■ **Record excerpts**:
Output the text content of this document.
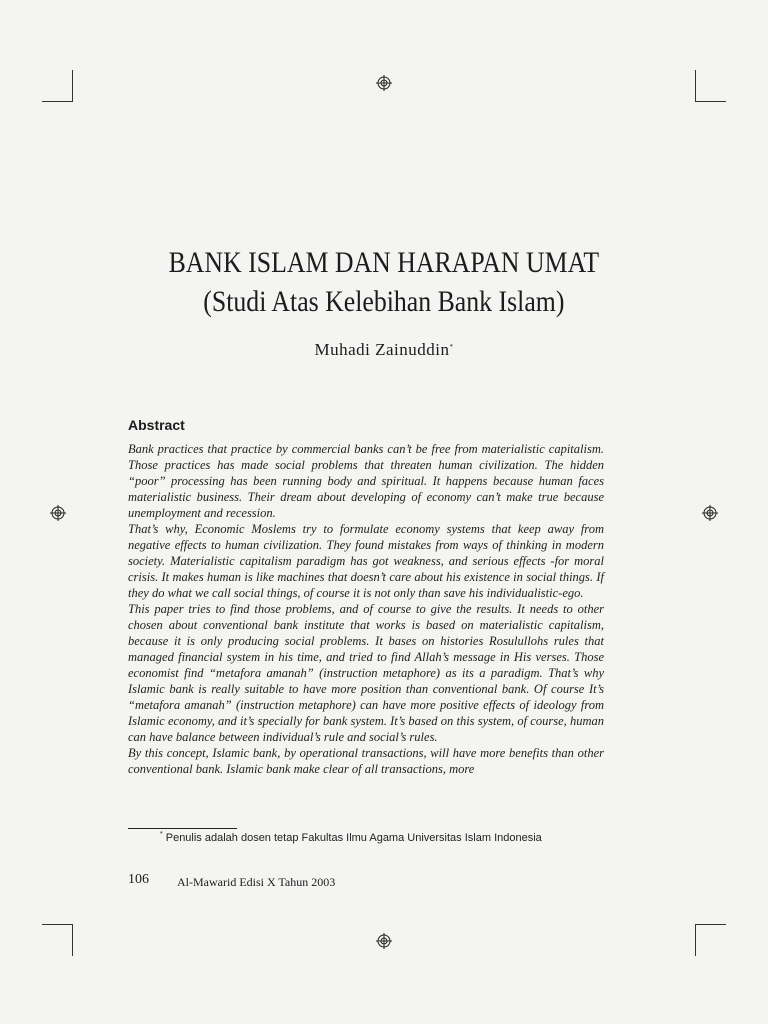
BANK ISLAM DAN HARAPAN UMAT
(Studi Atas Kelebihan Bank Islam)
Muhadi Zainuddin*
Abstract

Bank practices that practice by commercial banks can’t be free from materialistic capitalism. Those practices has made social problems that threaten human civilization. The hidden “poor” processing has been running body and spiritual. It happens because human faces materialistic business. Their dream about developing of economy can’t make true because unemployment and recession.

That’s why, Economic Moslems try to formulate economy systems that keep away from negative effects to human civilization. They found mistakes from ways of thinking in modern society. Materialistic capitalism paradigm has got weakness, and serious effects -for moral crisis. It makes human is like machines that doesn’t care about his existence in social things. If they do what we call social things, of course it is not only than save his individualistic-ego.

This paper tries to find those problems, and of course to give the results. It needs to other chosen about conventional bank institute that works is based on materialistic capitalism, because it is only producing social problems. It bases on histories Rosulullohs rules that managed financial system in his time, and tried to find Allah’s message in His verses. Those economist find “metafora amanah” (instruction metaphore) as its a paradigm. That’s why Islamic bank is really suitable to have more position than conventional bank. Of course It’s “metafora amanah” (instruction metaphore) can have more positive effects of ideology from Islamic economy, and it’s specially for bank system. It’s based on this system, of course, human can have balance between individual’s rule and social’s rules.

By this concept, Islamic bank, by operational transactions, will have more benefits than other conventional bank. Islamic bank make clear of all transactions, more

* Penulis adalah dosen tetap Fakultas Ilmu Agama Universitas Islam Indonesia
106 Al-Mawarid Edisi X Tahun 2003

■ **Exercise aim**:
Omit all pictures while transcribing the entries verbatim.

■ **Exercise response**:
Output the text content of this document.
BANK ISLAM DAN HARAPAN UMAT
(Studi Atas Kelebihan Bank Islam)
Muhadi Zainuddin*
Abstract

Bank practices that practice by commercial banks can’t be free from materialistic capitalism. Those practices has made social problems that threaten human civilization. The hidden “poor” processing has been running body and spiritual. It happens because human faces materialistic business. Their dream about developing of economy can’t make true because unemployment and recession.

That’s why, Economic Moslems try to formulate economy systems that keep away from negative effects to human civilization. They found mistakes from ways of thinking in modern society. Materialistic capitalism paradigm has got weakness, and serious effects -for moral crisis. It makes human is like machines that doesn’t care about his existence in social things. If they do what we call social things, of course it is not only than save his individualistic-ego.

This paper tries to find those problems, and of course to give the results. It needs to other chosen about conventional bank institute that works is based on materialistic capitalism, because it is only producing social problems. It bases on histories Rosulullohs rules that managed financial system in his time, and tried to find Allah’s message in His verses. Those economist find “metafora amanah” (instruction metaphore) as its a paradigm. That’s why Islamic bank is really suitable to have more position than conventional bank. Of course It’s “metafora amanah” (instruction metaphore) can have more positive effects of ideology from Islamic economy, and it’s specially for bank system. It’s based on this system, of course, human can have balance between individual’s rule and social’s rules.

By this concept, Islamic bank, by operational transactions, will have more benefits than other conventional bank. Islamic bank make clear of all transactions, more

* Penulis adalah dosen tetap Fakultas Ilmu Agama Universitas Islam Indonesia
106 Al-Mawarid Edisi X Tahun 2003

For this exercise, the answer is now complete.